What you are asked to do> Could you write out every entry exactly as it stands?

Information provided>
---------------

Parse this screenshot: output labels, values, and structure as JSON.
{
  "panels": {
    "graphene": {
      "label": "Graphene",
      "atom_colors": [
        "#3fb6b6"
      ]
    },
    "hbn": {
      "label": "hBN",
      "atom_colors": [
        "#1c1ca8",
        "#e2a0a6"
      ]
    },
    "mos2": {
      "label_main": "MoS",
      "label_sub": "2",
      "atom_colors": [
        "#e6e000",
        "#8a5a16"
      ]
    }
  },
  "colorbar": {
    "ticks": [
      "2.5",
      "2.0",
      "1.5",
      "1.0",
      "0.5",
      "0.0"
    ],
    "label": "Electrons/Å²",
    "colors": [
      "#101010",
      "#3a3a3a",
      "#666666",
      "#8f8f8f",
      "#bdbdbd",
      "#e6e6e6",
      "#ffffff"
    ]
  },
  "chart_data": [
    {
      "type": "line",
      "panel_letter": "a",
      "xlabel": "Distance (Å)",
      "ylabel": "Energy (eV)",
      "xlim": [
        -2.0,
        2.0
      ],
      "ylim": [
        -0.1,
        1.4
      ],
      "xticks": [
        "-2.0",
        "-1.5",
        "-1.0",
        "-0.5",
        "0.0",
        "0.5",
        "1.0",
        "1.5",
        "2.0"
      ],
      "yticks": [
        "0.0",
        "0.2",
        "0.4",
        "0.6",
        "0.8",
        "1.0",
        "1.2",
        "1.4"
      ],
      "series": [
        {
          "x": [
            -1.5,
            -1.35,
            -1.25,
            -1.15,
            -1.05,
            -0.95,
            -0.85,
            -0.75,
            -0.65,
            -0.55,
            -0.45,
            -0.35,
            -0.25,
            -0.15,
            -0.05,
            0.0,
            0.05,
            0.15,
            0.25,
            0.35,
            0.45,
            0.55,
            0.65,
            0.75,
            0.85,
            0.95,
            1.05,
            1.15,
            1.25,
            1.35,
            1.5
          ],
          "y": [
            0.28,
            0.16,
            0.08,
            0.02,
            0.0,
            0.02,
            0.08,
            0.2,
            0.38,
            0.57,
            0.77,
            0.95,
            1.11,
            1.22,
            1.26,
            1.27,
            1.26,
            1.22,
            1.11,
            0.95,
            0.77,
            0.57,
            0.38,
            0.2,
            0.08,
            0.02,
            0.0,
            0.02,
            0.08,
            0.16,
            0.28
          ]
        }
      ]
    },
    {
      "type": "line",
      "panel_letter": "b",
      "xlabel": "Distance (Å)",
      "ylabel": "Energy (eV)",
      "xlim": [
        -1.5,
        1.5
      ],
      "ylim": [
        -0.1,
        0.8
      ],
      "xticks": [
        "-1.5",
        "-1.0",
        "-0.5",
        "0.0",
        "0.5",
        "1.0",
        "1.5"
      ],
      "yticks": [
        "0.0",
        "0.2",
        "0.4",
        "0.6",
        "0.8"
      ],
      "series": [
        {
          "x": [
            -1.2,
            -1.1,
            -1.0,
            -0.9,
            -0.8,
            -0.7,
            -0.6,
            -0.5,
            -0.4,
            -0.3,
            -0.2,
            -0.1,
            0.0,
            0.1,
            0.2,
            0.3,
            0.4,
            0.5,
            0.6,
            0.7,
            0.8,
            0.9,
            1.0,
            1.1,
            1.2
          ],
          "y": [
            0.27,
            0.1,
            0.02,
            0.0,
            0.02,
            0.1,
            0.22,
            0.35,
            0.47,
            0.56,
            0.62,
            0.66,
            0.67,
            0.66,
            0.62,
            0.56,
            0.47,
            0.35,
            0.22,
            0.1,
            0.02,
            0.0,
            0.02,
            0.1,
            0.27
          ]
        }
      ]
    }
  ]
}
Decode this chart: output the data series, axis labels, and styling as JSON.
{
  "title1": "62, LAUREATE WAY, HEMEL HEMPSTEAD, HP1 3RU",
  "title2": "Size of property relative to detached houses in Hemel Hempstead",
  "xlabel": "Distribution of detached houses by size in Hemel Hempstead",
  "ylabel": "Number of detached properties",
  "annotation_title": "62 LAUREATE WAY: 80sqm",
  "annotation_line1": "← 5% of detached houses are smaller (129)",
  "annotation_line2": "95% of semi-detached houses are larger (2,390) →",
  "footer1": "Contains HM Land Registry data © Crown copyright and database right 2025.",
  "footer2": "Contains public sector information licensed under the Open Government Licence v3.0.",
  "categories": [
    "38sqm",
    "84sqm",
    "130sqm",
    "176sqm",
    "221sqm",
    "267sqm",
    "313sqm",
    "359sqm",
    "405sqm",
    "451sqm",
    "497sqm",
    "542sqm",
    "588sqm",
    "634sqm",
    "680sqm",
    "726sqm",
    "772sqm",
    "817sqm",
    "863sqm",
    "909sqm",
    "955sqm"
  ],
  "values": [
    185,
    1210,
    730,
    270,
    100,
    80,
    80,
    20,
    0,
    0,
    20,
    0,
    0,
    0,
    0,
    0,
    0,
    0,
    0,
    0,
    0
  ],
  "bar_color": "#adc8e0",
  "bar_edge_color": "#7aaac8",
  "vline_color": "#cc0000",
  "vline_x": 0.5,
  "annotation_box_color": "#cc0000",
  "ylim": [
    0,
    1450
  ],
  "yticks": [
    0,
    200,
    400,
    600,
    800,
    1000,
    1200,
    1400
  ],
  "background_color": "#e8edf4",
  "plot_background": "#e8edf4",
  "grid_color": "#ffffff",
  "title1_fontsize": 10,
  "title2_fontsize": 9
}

---------------

Output for this task>
Parse this screenshot: output labels, values, and structure as JSON.
{
  "panels": {
    "graphene": {
      "label": "Graphene",
      "atom_colors": [
        "#3fb6b6"
      ]
    },
    "hbn": {
      "label": "hBN",
      "atom_colors": [
        "#1c1ca8",
        "#e2a0a6"
      ]
    },
    "mos2": {
      "label_main": "MoS",
      "label_sub": "2",
      "atom_colors": [
        "#e6e000",
        "#8a5a16"
      ]
    }
  },
  "colorbar": {
    "ticks": [
      "2.5",
      "2.0",
      "1.5",
      "1.0",
      "0.5",
      "0.0"
    ],
    "label": "Electrons/Å²",
    "colors": [
      "#101010",
      "#3a3a3a",
      "#666666",
      "#8f8f8f",
      "#bdbdbd",
      "#e6e6e6",
      "#ffffff"
    ]
  },
  "chart_data": [
    {
      "type": "line",
      "panel_letter": "a",
      "xlabel": "Distance (Å)",
      "ylabel": "Energy (eV)",
      "xlim": [
        -2.0,
        2.0
      ],
      "ylim": [
        -0.1,
        1.4
      ],
      "xticks": [
        "-2.0",
        "-1.5",
        "-1.0",
        "-0.5",
        "0.0",
        "0.5",
        "1.0",
        "1.5",
        "2.0"
      ],
      "yticks": [
        "0.0",
        "0.2",
        "0.4",
        "0.6",
        "0.8",
        "1.0",
        "1.2",
        "1.4"
      ],
      "series": [
        {
          "x": [
            -1.5,
            -1.35,
            -1.25,
            -1.15,
            -1.05,
            -0.95,
            -0.85,
            -0.75,
            -0.65,
            -0.55,
            -0.45,
            -0.35,
            -0.25,
            -0.15,
            -0.05,
            0.0,
            0.05,
            0.15,
            0.25,
            0.35,
            0.45,
            0.55,
            0.65,
            0.75,
            0.85,
            0.95,
            1.05,
            1.15,
            1.25,
            1.35,
            1.5
          ],
          "y": [
            0.28,
            0.16,
            0.08,
            0.02,
            0.0,
            0.02,
            0.08,
            0.2,
            0.38,
            0.57,
            0.77,
            0.95,
            1.11,
            1.22,
            1.26,
            1.27,
            1.26,
            1.22,
            1.11,
            0.95,
            0.77,
            0.57,
            0.38,
            0.2,
            0.08,
            0.02,
            0.0,
            0.02,
            0.08,
            0.16,
            0.28
          ]
        }
      ]
    },
    {
      "type": "line",
      "panel_letter": "b",
      "xlabel": "Distance (Å)",
      "ylabel": "Energy (eV)",
      "xlim": [
        -1.5,
        1.5
      ],
      "ylim": [
        -0.1,
        0.8
      ],
      "xticks": [
        "-1.5",
        "-1.0",
        "-0.5",
        "0.0",
        "0.5",
        "1.0",
        "1.5"
      ],
      "yticks": [
        "0.0",
        "0.2",
        "0.4",
        "0.6",
        "0.8"
      ],
      "series": [
        {
          "x": [
            -1.2,
            -1.1,
            -1.0,
            -0.9,
            -0.8,
            -0.7,
            -0.6,
            -0.5,
            -0.4,
            -0.3,
            -0.2,
            -0.1,
            0.0,
            0.1,
            0.2,
            0.3,
            0.4,
            0.5,
            0.6,
            0.7,
            0.8,
            0.9,
            1.0,
            1.1,
            1.2
          ],
          "y": [
            0.27,
            0.1,
            0.02,
            0.0,
            0.02,
            0.1,
            0.22,
            0.35,
            0.47,
            0.56,
            0.62,
            0.66,
            0.67,
            0.66,
            0.62,
            0.56,
            0.47,
            0.35,
            0.22,
            0.1,
            0.02,
            0.0,
            0.02,
            0.1,
            0.27
          ]
        }
      ]
    }
  ]
}
Decode this chart: output the data series, axis labels, and styling as JSON.
{
  "title1": "62, LAUREATE WAY, HEMEL HEMPSTEAD, HP1 3RU",
  "title2": "Size of property relative to detached houses in Hemel Hempstead",
  "xlabel": "Distribution of detached houses by size in Hemel Hempstead",
  "ylabel": "Number of detached properties",
  "annotation_title": "62 LAUREATE WAY: 80sqm",
  "annotation_line1": "← 5% of detached houses are smaller (129)",
  "annotation_line2": "95% of semi-detached houses are larger (2,390) →",
  "footer1": "Contains HM Land Registry data © Crown copyright and database right 2025.",
  "footer2": "Contains public sector information licensed under the Open Government Licence v3.0.",
  "categories": [
    "38sqm",
    "84sqm",
    "130sqm",
    "176sqm",
    "221sqm",
    "267sqm",
    "313sqm",
    "359sqm",
    "405sqm",
    "451sqm",
    "497sqm",
    "542sqm",
    "588sqm",
    "634sqm",
    "680sqm",
    "726sqm",
    "772sqm",
    "817sqm",
    "863sqm",
    "909sqm",
    "955sqm"
  ],
  "values": [
    185,
    1210,
    730,
    270,
    100,
    80,
    80,
    20,
    0,
    0,
    20,
    0,
    0,
    0,
    0,
    0,
    0,
    0,
    0,
    0,
    0
  ],
  "bar_color": "#adc8e0",
  "bar_edge_color": "#7aaac8",
  "vline_color": "#cc0000",
  "vline_x": 0.5,
  "annotation_box_color": "#cc0000",
  "ylim": [
    0,
    1450
  ],
  "yticks": [
    0,
    200,
    400,
    600,
    800,
    1000,
    1200,
    1400
  ],
  "background_color": "#e8edf4",
  "plot_background": "#e8edf4",
  "grid_color": "#ffffff",
  "title1_fontsize": 10,
  "title2_fontsize": 9
}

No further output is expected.